REQUIREMENTS:
Please give the data below again in full, exactly as it stands.

** START OF ENTRIES SUPPLIED **

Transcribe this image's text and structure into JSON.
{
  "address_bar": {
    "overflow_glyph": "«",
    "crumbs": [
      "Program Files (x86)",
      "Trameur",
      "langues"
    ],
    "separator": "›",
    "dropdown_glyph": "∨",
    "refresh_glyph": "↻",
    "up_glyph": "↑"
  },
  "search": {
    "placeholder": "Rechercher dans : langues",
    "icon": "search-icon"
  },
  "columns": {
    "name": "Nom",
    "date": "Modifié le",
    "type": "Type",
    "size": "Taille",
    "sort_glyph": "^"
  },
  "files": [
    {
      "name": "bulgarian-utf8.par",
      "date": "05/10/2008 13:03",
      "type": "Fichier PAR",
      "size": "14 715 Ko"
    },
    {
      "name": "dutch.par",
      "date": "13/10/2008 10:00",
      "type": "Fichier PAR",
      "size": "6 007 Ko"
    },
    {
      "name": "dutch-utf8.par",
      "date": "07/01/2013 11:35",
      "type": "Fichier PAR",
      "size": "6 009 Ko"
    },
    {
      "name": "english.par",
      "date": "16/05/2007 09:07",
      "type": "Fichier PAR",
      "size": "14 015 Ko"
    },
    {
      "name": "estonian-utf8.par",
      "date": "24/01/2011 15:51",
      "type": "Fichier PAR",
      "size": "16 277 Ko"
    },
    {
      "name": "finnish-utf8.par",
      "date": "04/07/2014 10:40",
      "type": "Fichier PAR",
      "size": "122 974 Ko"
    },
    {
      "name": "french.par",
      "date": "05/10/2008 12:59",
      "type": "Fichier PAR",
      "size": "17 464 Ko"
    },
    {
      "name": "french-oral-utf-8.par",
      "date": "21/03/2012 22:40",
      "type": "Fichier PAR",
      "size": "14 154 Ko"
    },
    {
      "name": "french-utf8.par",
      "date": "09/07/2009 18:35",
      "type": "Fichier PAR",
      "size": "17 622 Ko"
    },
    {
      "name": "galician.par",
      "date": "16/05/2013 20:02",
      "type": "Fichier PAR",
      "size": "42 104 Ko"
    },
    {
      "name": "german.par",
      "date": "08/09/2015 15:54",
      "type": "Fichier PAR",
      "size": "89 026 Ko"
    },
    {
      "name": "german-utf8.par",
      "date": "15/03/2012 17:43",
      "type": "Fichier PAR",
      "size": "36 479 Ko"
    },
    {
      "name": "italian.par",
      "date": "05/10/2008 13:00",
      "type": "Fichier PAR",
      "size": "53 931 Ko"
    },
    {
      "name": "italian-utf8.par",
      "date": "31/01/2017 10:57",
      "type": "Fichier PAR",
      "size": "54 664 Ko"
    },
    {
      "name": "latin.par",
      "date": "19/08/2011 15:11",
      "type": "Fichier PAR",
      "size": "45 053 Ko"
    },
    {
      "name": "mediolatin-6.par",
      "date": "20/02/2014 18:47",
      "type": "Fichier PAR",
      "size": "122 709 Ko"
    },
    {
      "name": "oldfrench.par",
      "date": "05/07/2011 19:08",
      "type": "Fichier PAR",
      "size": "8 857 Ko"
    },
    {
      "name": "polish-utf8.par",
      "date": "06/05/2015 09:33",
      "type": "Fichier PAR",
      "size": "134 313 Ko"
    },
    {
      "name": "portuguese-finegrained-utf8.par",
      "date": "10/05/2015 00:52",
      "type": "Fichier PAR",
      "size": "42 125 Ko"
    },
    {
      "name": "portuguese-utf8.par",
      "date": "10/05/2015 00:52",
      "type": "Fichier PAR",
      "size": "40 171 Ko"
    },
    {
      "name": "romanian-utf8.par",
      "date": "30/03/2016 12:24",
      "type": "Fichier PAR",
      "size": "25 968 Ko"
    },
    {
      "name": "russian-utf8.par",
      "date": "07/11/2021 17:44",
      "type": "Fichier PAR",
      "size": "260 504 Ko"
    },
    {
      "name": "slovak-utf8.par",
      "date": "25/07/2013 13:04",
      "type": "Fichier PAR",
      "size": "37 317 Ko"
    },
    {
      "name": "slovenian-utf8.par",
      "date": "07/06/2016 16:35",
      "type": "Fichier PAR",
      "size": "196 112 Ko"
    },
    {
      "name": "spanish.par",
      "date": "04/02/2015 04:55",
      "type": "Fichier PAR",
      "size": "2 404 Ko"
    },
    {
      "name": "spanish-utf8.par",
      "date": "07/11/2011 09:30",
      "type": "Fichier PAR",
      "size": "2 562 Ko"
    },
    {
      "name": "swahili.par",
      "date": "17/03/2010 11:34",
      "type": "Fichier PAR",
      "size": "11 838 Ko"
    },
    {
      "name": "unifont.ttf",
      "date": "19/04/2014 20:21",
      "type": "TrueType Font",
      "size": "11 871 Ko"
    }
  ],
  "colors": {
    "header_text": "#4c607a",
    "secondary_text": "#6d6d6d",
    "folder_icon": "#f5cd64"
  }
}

** END OF ENTRIES SUPPLIED **

OUTPUT:
Transcribe this image's text and structure into JSON.
{
  "address_bar": {
    "overflow_glyph": "«",
    "crumbs": [
      "Program Files (x86)",
      "Trameur",
      "langues"
    ],
    "separator": "›",
    "dropdown_glyph": "∨",
    "refresh_glyph": "↻",
    "up_glyph": "↑"
  },
  "search": {
    "placeholder": "Rechercher dans : langues",
    "icon": "search-icon"
  },
  "columns": {
    "name": "Nom",
    "date": "Modifié le",
    "type": "Type",
    "size": "Taille",
    "sort_glyph": "^"
  },
  "files": [
    {
      "name": "bulgarian-utf8.par",
      "date": "05/10/2008 13:03",
      "type": "Fichier PAR",
      "size": "14 715 Ko"
    },
    {
      "name": "dutch.par",
      "date": "13/10/2008 10:00",
      "type": "Fichier PAR",
      "size": "6 007 Ko"
    },
    {
      "name": "dutch-utf8.par",
      "date": "07/01/2013 11:35",
      "type": "Fichier PAR",
      "size": "6 009 Ko"
    },
    {
      "name": "english.par",
      "date": "16/05/2007 09:07",
      "type": "Fichier PAR",
      "size": "14 015 Ko"
    },
    {
      "name": "estonian-utf8.par",
      "date": "24/01/2011 15:51",
      "type": "Fichier PAR",
      "size": "16 277 Ko"
    },
    {
      "name": "finnish-utf8.par",
      "date": "04/07/2014 10:40",
      "type": "Fichier PAR",
      "size": "122 974 Ko"
    },
    {
      "name": "french.par",
      "date": "05/10/2008 12:59",
      "type": "Fichier PAR",
      "size": "17 464 Ko"
    },
    {
      "name": "french-oral-utf-8.par",
      "date": "21/03/2012 22:40",
      "type": "Fichier PAR",
      "size": "14 154 Ko"
    },
    {
      "name": "french-utf8.par",
      "date": "09/07/2009 18:35",
      "type": "Fichier PAR",
      "size": "17 622 Ko"
    },
    {
      "name": "galician.par",
      "date": "16/05/2013 20:02",
      "type": "Fichier PAR",
      "size": "42 104 Ko"
    },
    {
      "name": "german.par",
      "date": "08/09/2015 15:54",
      "type": "Fichier PAR",
      "size": "89 026 Ko"
    },
    {
      "name": "german-utf8.par",
      "date": "15/03/2012 17:43",
      "type": "Fichier PAR",
      "size": "36 479 Ko"
    },
    {
      "name": "italian.par",
      "date": "05/10/2008 13:00",
      "type": "Fichier PAR",
      "size": "53 931 Ko"
    },
    {
      "name": "italian-utf8.par",
      "date": "31/01/2017 10:57",
      "type": "Fichier PAR",
      "size": "54 664 Ko"
    },
    {
      "name": "latin.par",
      "date": "19/08/2011 15:11",
      "type": "Fichier PAR",
      "size": "45 053 Ko"
    },
    {
      "name": "mediolatin-6.par",
      "date": "20/02/2014 18:47",
      "type": "Fichier PAR",
      "size": "122 709 Ko"
    },
    {
      "name": "oldfrench.par",
      "date": "05/07/2011 19:08",
      "type": "Fichier PAR",
      "size": "8 857 Ko"
    },
    {
      "name": "polish-utf8.par",
      "date": "06/05/2015 09:33",
      "type": "Fichier PAR",
      "size": "134 313 Ko"
    },
    {
      "name": "portuguese-finegrained-utf8.par",
      "date": "10/05/2015 00:52",
      "type": "Fichier PAR",
      "size": "42 125 Ko"
    },
    {
      "name": "portuguese-utf8.par",
      "date": "10/05/2015 00:52",
      "type": "Fichier PAR",
      "size": "40 171 Ko"
    },
    {
      "name": "romanian-utf8.par",
      "date": "30/03/2016 12:24",
      "type": "Fichier PAR",
      "size": "25 968 Ko"
    },
    {
      "name": "russian-utf8.par",
      "date": "07/11/2021 17:44",
      "type": "Fichier PAR",
      "size": "260 504 Ko"
    },
    {
      "name": "slovak-utf8.par",
      "date": "25/07/2013 13:04",
      "type": "Fichier PAR",
      "size": "37 317 Ko"
    },
    {
      "name": "slovenian-utf8.par",
      "date": "07/06/2016 16:35",
      "type": "Fichier PAR",
      "size": "196 112 Ko"
    },
    {
      "name": "spanish.par",
      "date": "04/02/2015 04:55",
      "type": "Fichier PAR",
      "size": "2 404 Ko"
    },
    {
      "name": "spanish-utf8.par",
      "date": "07/11/2011 09:30",
      "type": "Fichier PAR",
      "size": "2 562 Ko"
    },
    {
      "name": "swahili.par",
      "date": "17/03/2010 11:34",
      "type": "Fichier PAR",
      "size": "11 838 Ko"
    },
    {
      "name": "unifont.ttf",
      "date": "19/04/2014 20:21",
      "type": "TrueType Font",
      "size": "11 871 Ko"
    }
  ],
  "colors": {
    "header_text": "#4c607a",
    "secondary_text": "#6d6d6d",
    "folder_icon": "#f5cd64"
  }
}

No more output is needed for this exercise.